● PROBLEM TO SOLVE
Quote every line of the material beneath this one.

● ● ●

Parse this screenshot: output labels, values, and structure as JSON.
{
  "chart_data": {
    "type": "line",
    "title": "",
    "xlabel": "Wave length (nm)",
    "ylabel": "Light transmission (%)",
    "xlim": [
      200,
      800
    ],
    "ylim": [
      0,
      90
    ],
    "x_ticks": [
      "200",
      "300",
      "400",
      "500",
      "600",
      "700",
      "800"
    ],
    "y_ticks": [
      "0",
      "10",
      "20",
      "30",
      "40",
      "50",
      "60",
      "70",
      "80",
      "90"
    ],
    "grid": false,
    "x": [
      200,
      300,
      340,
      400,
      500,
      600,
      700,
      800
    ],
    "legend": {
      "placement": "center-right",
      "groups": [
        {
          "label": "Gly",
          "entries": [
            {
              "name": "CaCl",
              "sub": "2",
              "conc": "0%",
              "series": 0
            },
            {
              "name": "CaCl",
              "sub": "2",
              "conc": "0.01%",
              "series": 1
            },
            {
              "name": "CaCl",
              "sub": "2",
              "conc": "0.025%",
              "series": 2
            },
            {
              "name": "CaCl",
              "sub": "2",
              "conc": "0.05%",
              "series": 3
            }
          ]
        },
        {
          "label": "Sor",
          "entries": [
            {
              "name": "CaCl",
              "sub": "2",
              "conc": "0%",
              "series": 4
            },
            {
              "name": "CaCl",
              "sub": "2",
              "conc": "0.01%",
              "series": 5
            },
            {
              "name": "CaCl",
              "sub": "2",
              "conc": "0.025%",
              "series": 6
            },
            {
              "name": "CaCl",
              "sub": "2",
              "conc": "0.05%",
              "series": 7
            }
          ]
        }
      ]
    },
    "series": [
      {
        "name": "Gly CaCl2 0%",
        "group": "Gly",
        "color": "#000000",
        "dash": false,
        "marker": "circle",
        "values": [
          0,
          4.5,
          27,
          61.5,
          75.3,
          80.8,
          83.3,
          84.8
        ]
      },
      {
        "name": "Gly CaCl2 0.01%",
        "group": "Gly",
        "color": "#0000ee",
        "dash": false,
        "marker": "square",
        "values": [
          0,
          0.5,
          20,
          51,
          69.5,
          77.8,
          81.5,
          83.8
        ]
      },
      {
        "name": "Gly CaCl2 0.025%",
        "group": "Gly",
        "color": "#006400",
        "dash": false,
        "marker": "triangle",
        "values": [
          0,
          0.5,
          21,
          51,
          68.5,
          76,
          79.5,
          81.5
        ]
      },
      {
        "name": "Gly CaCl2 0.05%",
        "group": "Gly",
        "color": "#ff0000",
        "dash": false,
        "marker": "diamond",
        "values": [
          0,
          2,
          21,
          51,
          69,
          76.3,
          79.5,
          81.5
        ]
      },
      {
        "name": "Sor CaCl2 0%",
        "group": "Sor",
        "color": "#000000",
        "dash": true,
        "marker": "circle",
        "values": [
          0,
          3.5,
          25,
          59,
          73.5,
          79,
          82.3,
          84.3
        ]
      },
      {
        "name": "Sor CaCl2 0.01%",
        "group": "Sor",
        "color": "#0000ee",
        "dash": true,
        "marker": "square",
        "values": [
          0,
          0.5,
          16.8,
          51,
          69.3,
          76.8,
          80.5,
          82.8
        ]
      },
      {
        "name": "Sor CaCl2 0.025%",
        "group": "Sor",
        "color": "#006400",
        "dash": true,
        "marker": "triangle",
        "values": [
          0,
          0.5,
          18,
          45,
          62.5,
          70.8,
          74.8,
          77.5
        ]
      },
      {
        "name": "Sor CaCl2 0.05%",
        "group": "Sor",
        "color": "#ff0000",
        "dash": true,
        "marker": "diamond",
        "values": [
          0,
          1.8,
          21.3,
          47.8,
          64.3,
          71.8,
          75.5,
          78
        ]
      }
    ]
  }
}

● ● ●

● SOLUTION
Parse this screenshot: output labels, values, and structure as JSON.
{
  "chart_data": {
    "type": "line",
    "title": "",
    "xlabel": "Wave length (nm)",
    "ylabel": "Light transmission (%)",
    "xlim": [
      200,
      800
    ],
    "ylim": [
      0,
      90
    ],
    "x_ticks": [
      "200",
      "300",
      "400",
      "500",
      "600",
      "700",
      "800"
    ],
    "y_ticks": [
      "0",
      "10",
      "20",
      "30",
      "40",
      "50",
      "60",
      "70",
      "80",
      "90"
    ],
    "grid": false,
    "x": [
      200,
      300,
      340,
      400,
      500,
      600,
      700,
      800
    ],
    "legend": {
      "placement": "center-right",
      "groups": [
        {
          "label": "Gly",
          "entries": [
            {
              "name": "CaCl",
              "sub": "2",
              "conc": "0%",
              "series": 0
            },
            {
              "name": "CaCl",
              "sub": "2",
              "conc": "0.01%",
              "series": 1
            },
            {
              "name": "CaCl",
              "sub": "2",
              "conc": "0.025%",
              "series": 2
            },
            {
              "name": "CaCl",
              "sub": "2",
              "conc": "0.05%",
              "series": 3
            }
          ]
        },
        {
          "label": "Sor",
          "entries": [
            {
              "name": "CaCl",
              "sub": "2",
              "conc": "0%",
              "series": 4
            },
            {
              "name": "CaCl",
              "sub": "2",
              "conc": "0.01%",
              "series": 5
            },
            {
              "name": "CaCl",
              "sub": "2",
              "conc": "0.025%",
              "series": 6
            },
            {
              "name": "CaCl",
              "sub": "2",
              "conc": "0.05%",
              "series": 7
            }
          ]
        }
      ]
    },
    "series": [
      {
        "name": "Gly CaCl2 0%",
        "group": "Gly",
        "color": "#000000",
        "dash": false,
        "marker": "circle",
        "values": [
          0,
          4.5,
          27,
          61.5,
          75.3,
          80.8,
          83.3,
          84.8
        ]
      },
      {
        "name": "Gly CaCl2 0.01%",
        "group": "Gly",
        "color": "#0000ee",
        "dash": false,
        "marker": "square",
        "values": [
          0,
          0.5,
          20,
          51,
          69.5,
          77.8,
          81.5,
          83.8
        ]
      },
      {
        "name": "Gly CaCl2 0.025%",
        "group": "Gly",
        "color": "#006400",
        "dash": false,
        "marker": "triangle",
        "values": [
          0,
          0.5,
          21,
          51,
          68.5,
          76,
          79.5,
          81.5
        ]
      },
      {
        "name": "Gly CaCl2 0.05%",
        "group": "Gly",
        "color": "#ff0000",
        "dash": false,
        "marker": "diamond",
        "values": [
          0,
          2,
          21,
          51,
          69,
          76.3,
          79.5,
          81.5
        ]
      },
      {
        "name": "Sor CaCl2 0%",
        "group": "Sor",
        "color": "#000000",
        "dash": true,
        "marker": "circle",
        "values": [
          0,
          3.5,
          25,
          59,
          73.5,
          79,
          82.3,
          84.3
        ]
      },
      {
        "name": "Sor CaCl2 0.01%",
        "group": "Sor",
        "color": "#0000ee",
        "dash": true,
        "marker": "square",
        "values": [
          0,
          0.5,
          16.8,
          51,
          69.3,
          76.8,
          80.5,
          82.8
        ]
      },
      {
        "name": "Sor CaCl2 0.025%",
        "group": "Sor",
        "color": "#006400",
        "dash": true,
        "marker": "triangle",
        "values": [
          0,
          0.5,
          18,
          45,
          62.5,
          70.8,
          74.8,
          77.5
        ]
      },
      {
        "name": "Sor CaCl2 0.05%",
        "group": "Sor",
        "color": "#ff0000",
        "dash": true,
        "marker": "diamond",
        "values": [
          0,
          1.8,
          21.3,
          47.8,
          64.3,
          71.8,
          75.5,
          78
        ]
      }
    ]
  }
}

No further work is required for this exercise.